Dataset excerpt
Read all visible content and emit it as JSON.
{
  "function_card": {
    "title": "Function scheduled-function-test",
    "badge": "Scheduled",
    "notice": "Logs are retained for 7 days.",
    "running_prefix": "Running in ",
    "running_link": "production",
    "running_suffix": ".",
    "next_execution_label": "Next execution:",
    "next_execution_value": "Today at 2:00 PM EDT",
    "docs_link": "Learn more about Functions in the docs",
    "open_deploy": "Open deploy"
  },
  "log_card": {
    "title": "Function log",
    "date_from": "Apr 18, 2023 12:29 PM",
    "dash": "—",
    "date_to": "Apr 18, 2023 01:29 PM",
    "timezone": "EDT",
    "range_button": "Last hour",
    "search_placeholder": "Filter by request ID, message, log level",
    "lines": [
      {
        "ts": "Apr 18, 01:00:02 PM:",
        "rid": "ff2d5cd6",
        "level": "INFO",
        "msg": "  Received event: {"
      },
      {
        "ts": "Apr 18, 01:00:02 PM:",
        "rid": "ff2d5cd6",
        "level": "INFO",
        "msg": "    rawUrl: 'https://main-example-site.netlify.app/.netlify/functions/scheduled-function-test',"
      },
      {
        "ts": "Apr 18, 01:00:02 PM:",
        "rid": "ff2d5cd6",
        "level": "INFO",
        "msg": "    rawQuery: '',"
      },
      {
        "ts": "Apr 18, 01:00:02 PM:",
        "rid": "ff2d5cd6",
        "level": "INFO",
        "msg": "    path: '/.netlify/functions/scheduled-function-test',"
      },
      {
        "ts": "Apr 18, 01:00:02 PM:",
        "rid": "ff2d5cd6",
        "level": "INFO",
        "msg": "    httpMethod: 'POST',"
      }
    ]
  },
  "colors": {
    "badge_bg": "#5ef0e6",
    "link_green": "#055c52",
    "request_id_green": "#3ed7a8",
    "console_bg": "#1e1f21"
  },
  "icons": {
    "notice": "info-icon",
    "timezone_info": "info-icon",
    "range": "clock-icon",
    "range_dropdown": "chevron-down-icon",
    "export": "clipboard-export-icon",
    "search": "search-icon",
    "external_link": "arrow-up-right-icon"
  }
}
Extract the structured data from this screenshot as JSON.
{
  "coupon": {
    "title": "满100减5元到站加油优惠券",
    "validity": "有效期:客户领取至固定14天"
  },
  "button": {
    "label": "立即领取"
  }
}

INSTRUCTIONS TO FOLLOW.
All of the lines above must be returned exactly.

PROBLEM SOLUTION.
Read all visible content and emit it as JSON.
{
  "function_card": {
    "title": "Function scheduled-function-test",
    "badge": "Scheduled",
    "notice": "Logs are retained for 7 days.",
    "running_prefix": "Running in ",
    "running_link": "production",
    "running_suffix": ".",
    "next_execution_label": "Next execution:",
    "next_execution_value": "Today at 2:00 PM EDT",
    "docs_link": "Learn more about Functions in the docs",
    "open_deploy": "Open deploy"
  },
  "log_card": {
    "title": "Function log",
    "date_from": "Apr 18, 2023 12:29 PM",
    "dash": "—",
    "date_to": "Apr 18, 2023 01:29 PM",
    "timezone": "EDT",
    "range_button": "Last hour",
    "search_placeholder": "Filter by request ID, message, log level",
    "lines": [
      {
        "ts": "Apr 18, 01:00:02 PM:",
        "rid": "ff2d5cd6",
        "level": "INFO",
        "msg": "  Received event: {"
      },
      {
        "ts": "Apr 18, 01:00:02 PM:",
        "rid": "ff2d5cd6",
        "level": "INFO",
        "msg": "    rawUrl: 'https://main-example-site.netlify.app/.netlify/functions/scheduled-function-test',"
      },
      {
        "ts": "Apr 18, 01:00:02 PM:",
        "rid": "ff2d5cd6",
        "level": "INFO",
        "msg": "    rawQuery: '',"
      },
      {
        "ts": "Apr 18, 01:00:02 PM:",
        "rid": "ff2d5cd6",
        "level": "INFO",
        "msg": "    path: '/.netlify/functions/scheduled-function-test',"
      },
      {
        "ts": "Apr 18, 01:00:02 PM:",
        "rid": "ff2d5cd6",
        "level": "INFO",
        "msg": "    httpMethod: 'POST',"
      }
    ]
  },
  "colors": {
    "badge_bg": "#5ef0e6",
    "link_green": "#055c52",
    "request_id_green": "#3ed7a8",
    "console_bg": "#1e1f21"
  },
  "icons": {
    "notice": "info-icon",
    "timezone_info": "info-icon",
    "range": "clock-icon",
    "range_dropdown": "chevron-down-icon",
    "export": "clipboard-export-icon",
    "search": "search-icon",
    "external_link": "arrow-up-right-icon"
  }
}
Extract the structured data from this screenshot as JSON.
{
  "coupon": {
    "title": "满100减5元到站加油优惠券",
    "validity": "有效期:客户领取至固定14天"
  },
  "button": {
    "label": "立即领取"
  }
}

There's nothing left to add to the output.